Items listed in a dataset

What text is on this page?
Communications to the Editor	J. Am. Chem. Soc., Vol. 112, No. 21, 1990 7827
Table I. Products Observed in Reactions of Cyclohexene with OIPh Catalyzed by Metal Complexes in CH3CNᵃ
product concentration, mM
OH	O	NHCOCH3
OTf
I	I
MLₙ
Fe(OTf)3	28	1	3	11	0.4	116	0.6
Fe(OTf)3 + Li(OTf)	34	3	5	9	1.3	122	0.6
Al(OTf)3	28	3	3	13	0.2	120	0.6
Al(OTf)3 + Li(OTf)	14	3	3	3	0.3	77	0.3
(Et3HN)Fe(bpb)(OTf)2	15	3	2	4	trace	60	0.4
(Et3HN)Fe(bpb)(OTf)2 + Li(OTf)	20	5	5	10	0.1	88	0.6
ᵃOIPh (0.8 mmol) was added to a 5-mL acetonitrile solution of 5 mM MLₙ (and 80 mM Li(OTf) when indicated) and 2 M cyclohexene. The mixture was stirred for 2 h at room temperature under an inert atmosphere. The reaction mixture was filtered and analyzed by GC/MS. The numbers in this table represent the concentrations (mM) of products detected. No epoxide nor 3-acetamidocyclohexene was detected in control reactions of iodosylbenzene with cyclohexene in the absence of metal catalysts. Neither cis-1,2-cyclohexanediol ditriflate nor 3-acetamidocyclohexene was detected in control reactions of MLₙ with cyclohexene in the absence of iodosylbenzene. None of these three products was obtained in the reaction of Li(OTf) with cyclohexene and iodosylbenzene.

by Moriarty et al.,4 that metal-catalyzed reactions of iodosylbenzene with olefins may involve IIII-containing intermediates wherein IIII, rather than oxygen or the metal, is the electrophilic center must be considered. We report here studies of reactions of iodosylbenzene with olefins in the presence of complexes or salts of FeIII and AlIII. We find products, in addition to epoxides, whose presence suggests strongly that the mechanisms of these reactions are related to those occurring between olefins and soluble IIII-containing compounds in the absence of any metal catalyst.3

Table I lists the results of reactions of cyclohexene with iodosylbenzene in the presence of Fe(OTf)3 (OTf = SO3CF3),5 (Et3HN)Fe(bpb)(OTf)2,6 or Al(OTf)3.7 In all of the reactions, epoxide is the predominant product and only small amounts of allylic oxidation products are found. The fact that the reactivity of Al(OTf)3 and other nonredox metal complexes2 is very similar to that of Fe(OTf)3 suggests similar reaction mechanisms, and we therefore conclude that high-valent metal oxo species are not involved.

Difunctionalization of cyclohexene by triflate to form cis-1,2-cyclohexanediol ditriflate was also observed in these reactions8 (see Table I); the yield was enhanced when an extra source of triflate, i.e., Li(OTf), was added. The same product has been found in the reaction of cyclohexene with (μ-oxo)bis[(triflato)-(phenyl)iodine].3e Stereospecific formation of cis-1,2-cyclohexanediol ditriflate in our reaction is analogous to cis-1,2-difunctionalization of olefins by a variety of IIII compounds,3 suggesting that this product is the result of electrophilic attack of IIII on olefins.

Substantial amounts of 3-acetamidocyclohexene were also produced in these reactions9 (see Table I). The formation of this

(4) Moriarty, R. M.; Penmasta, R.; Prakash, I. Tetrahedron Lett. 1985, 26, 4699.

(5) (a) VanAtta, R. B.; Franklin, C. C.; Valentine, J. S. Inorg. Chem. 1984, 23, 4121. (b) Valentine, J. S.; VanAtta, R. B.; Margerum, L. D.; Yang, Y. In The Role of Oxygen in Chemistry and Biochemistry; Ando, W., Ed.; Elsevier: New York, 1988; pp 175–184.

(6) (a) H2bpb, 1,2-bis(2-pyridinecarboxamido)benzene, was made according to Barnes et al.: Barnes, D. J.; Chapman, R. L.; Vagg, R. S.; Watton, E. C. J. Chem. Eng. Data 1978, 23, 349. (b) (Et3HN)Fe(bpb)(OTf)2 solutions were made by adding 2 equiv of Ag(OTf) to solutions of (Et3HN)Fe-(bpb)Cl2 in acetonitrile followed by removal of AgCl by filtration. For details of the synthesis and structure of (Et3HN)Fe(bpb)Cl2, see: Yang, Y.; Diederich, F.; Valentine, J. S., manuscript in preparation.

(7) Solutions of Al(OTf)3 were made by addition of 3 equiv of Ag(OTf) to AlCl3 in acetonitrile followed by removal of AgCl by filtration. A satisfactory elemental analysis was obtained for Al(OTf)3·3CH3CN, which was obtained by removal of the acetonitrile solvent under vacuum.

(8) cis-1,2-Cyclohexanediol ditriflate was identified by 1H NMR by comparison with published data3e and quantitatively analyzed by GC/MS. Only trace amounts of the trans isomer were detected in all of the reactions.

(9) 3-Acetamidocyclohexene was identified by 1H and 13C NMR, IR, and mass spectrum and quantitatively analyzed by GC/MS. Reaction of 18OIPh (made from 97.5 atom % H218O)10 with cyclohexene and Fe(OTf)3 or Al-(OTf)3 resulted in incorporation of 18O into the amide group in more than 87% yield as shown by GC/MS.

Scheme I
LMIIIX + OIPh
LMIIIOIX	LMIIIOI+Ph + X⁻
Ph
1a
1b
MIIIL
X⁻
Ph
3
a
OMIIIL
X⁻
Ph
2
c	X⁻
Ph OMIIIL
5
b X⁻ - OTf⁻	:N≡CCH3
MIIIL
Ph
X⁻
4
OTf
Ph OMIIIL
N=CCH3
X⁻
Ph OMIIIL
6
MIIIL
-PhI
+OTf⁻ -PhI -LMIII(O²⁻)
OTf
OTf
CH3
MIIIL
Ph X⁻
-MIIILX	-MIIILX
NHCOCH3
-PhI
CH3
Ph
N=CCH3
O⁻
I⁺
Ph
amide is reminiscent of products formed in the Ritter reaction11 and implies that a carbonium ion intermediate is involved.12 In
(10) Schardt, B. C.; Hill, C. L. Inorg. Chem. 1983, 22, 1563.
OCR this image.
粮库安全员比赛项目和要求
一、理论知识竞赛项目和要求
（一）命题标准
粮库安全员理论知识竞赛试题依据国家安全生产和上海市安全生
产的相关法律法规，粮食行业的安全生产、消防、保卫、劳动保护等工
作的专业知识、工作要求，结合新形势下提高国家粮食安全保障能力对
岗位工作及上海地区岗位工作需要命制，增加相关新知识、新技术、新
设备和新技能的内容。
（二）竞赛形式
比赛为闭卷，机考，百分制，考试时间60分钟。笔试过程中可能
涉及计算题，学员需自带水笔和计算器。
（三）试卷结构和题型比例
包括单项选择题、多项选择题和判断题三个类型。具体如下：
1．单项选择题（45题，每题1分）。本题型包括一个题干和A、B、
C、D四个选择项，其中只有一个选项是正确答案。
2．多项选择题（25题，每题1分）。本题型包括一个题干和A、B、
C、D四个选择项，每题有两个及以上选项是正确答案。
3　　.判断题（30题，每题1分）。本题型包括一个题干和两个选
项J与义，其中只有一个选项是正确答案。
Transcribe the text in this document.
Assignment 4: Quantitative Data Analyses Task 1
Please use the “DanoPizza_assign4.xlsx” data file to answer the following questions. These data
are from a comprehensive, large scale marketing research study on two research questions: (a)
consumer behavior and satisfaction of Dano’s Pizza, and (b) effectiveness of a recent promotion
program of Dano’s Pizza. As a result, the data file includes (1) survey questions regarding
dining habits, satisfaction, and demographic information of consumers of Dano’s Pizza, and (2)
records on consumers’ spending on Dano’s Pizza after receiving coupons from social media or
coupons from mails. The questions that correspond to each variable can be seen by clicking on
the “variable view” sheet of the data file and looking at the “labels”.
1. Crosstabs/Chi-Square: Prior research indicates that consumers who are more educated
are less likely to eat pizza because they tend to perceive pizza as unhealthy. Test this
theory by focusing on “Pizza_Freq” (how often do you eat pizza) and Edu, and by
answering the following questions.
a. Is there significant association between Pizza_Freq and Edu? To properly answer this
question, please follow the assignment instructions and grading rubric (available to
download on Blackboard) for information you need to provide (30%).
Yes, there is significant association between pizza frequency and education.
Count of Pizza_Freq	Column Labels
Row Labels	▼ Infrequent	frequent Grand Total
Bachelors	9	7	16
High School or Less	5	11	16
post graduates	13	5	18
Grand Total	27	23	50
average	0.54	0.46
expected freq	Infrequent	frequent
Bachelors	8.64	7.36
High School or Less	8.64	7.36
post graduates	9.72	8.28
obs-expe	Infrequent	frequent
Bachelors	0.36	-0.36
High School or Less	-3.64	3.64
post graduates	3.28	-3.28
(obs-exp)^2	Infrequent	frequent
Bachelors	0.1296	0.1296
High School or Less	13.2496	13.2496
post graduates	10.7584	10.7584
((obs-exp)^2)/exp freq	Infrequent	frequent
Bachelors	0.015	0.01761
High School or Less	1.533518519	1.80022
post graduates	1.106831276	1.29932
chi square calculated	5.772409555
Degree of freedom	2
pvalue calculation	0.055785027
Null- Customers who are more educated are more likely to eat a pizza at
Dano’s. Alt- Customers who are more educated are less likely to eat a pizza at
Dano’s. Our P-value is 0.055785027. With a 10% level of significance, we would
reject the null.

**Task description:**
Gather from the entries above all lines that include the string "Total".

**Task answer:**
Row Labels	▼ Infrequent	frequent Grand Total
Grand Total	27	23	50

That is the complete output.